Required action 1. In the Git notes that follow, copy the passage starting with "A blob is just" and going on through "references to commits.", renaming "snapshot" as "full copy".
Required action 2. According to the Git notes, what identifies every Git object?

I started to use Git more regularly and was curious about its design. Pro Git is an excellent and free book on using and understanding Git. I’ll share some minimalist notes I took on Git’s internal design. The design is simple and elegant. It’s been very enjoyable to learn about.

Object model

The Git object model has three types: blobs (for files), trees (for folder) and commits. Objects are immutable (they are added but not changed) and every object is identified by its unique SHA-1 hash.
A blob is just the contents of a file. By default, every new version of a file gets a new blob, which is a snapshot of the file (not a delta like many other versioning systems).
A tree is a list of references to blobs and trees.
A commit is a reference to a tree, a reference to parent commit(s) and some decoration (message, author).

Then there are branches and tags, which are typically just references to commits.

This illustration (borrowed from Pro Git) shows branches, commits, trees and blobs and their relationships: git-data-model-4.png

High-level Git commands (init, add, commit) are the most common way of manipulating the object model (and its underlying stored representation), but Git also offers a number of low-level commands (for instance to create a blob object).

Entries taken from a collection.
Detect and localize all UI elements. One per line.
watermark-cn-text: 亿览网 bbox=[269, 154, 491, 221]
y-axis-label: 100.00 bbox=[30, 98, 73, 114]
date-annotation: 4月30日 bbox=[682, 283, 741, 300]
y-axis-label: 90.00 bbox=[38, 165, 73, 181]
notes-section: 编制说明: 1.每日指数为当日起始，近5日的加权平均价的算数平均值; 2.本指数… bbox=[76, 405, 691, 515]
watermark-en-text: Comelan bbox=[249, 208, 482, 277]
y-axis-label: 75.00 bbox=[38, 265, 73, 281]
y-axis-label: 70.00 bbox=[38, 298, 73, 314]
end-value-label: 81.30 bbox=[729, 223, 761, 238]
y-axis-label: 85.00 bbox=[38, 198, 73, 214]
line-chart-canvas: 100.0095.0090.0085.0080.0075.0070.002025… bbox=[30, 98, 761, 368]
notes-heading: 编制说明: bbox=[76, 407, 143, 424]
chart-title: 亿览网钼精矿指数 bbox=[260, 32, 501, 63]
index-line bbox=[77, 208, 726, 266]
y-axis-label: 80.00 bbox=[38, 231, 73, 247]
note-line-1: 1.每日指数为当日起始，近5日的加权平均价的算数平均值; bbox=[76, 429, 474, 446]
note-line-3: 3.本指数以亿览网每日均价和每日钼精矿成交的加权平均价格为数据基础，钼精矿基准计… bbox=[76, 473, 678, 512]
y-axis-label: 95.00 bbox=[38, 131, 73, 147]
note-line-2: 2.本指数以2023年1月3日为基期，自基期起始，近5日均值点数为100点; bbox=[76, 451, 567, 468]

Your solution 1.
A blob is just the contents of a file. By default, every new version of a file gets a new blob, which is a full copy of the file (not a delta like many other versioning systems).
A tree is a list of references to blobs and trees.
A commit is a reference to a tree, a reference to parent commit(s) and some decoration (message, author).

Then there are branches and tags, which are typically just references to commits.

Your solution 2. Every object is identified by its unique SHA-1 hash.